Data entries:
○ ○ ○ ○
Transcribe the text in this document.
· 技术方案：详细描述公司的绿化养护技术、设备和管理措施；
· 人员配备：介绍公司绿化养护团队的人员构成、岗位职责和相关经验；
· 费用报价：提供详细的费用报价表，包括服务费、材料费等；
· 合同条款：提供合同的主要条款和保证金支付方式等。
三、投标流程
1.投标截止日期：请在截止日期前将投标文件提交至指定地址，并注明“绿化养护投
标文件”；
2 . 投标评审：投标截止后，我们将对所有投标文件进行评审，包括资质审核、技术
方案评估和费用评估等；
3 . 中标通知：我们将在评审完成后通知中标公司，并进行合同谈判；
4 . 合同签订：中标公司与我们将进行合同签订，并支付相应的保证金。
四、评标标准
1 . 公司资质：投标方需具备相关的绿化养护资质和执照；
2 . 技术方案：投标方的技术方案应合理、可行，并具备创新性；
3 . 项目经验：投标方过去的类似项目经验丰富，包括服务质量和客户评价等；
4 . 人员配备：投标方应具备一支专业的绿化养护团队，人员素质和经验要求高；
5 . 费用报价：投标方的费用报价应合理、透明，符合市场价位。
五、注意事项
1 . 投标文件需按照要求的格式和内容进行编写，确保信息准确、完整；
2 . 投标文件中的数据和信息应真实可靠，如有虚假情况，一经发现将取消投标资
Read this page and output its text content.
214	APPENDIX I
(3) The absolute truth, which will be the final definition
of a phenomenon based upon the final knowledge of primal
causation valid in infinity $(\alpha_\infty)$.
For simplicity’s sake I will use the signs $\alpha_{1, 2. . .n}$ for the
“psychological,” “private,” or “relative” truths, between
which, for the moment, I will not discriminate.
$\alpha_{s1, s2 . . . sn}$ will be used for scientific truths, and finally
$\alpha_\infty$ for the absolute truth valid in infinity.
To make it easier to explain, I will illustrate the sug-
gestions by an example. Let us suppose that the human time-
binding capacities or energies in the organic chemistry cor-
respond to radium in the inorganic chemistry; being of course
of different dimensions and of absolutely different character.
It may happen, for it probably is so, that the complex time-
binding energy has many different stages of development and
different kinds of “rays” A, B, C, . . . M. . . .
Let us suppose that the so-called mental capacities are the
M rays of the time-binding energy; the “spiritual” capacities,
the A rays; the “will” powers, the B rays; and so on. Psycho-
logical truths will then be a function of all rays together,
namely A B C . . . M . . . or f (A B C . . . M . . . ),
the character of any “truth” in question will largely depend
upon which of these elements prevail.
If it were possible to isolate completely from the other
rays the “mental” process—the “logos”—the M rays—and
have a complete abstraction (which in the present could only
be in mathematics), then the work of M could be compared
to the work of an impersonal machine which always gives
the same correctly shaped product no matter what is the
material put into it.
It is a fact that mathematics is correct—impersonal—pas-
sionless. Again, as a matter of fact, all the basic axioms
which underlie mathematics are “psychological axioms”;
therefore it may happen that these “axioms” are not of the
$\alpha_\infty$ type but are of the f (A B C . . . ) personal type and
○ ○ ○ ○
» **What is being asked**:
Generate an exact reproduction of all entries.

» **Exercise output**:
Transcribe the text in this document.
· 技术方案：详细描述公司的绿化养护技术、设备和管理措施；
· 人员配备：介绍公司绿化养护团队的人员构成、岗位职责和相关经验；
· 费用报价：提供详细的费用报价表，包括服务费、材料费等；
· 合同条款：提供合同的主要条款和保证金支付方式等。
三、投标流程
1.投标截止日期：请在截止日期前将投标文件提交至指定地址，并注明“绿化养护投
标文件”；
2 . 投标评审：投标截止后，我们将对所有投标文件进行评审，包括资质审核、技术
方案评估和费用评估等；
3 . 中标通知：我们将在评审完成后通知中标公司，并进行合同谈判；
4 . 合同签订：中标公司与我们将进行合同签订，并支付相应的保证金。
四、评标标准
1 . 公司资质：投标方需具备相关的绿化养护资质和执照；
2 . 技术方案：投标方的技术方案应合理、可行，并具备创新性；
3 . 项目经验：投标方过去的类似项目经验丰富，包括服务质量和客户评价等；
4 . 人员配备：投标方应具备一支专业的绿化养护团队，人员素质和经验要求高；
5 . 费用报价：投标方的费用报价应合理、透明，符合市场价位。
五、注意事项
1 . 投标文件需按照要求的格式和内容进行编写，确保信息准确、完整；
2 . 投标文件中的数据和信息应真实可靠，如有虚假情况，一经发现将取消投标资
Read this page and output its text content.
214	APPENDIX I
(3) The absolute truth, which will be the final definition
of a phenomenon based upon the final knowledge of primal
causation valid in infinity $(\alpha_\infty)$.
For simplicity’s sake I will use the signs $\alpha_{1, 2. . .n}$ for the
“psychological,” “private,” or “relative” truths, between
which, for the moment, I will not discriminate.
$\alpha_{s1, s2 . . . sn}$ will be used for scientific truths, and finally
$\alpha_\infty$ for the absolute truth valid in infinity.
To make it easier to explain, I will illustrate the sug-
gestions by an example. Let us suppose that the human time-
binding capacities or energies in the organic chemistry cor-
respond to radium in the inorganic chemistry; being of course
of different dimensions and of absolutely different character.
It may happen, for it probably is so, that the complex time-
binding energy has many different stages of development and
different kinds of “rays” A, B, C, . . . M. . . .
Let us suppose that the so-called mental capacities are the
M rays of the time-binding energy; the “spiritual” capacities,
the A rays; the “will” powers, the B rays; and so on. Psycho-
logical truths will then be a function of all rays together,
namely A B C . . . M . . . or f (A B C . . . M . . . ),
the character of any “truth” in question will largely depend
upon which of these elements prevail.
If it were possible to isolate completely from the other
rays the “mental” process—the “logos”—the M rays—and
have a complete abstraction (which in the present could only
be in mathematics), then the work of M could be compared
to the work of an impersonal machine which always gives
the same correctly shaped product no matter what is the
material put into it.
It is a fact that mathematics is correct—impersonal—pas-
sionless. Again, as a matter of fact, all the basic axioms
which underlie mathematics are “psychological axioms”;
therefore it may happen that these “axioms” are not of the
$\alpha_\infty$ type but are of the f (A B C . . . ) personal type and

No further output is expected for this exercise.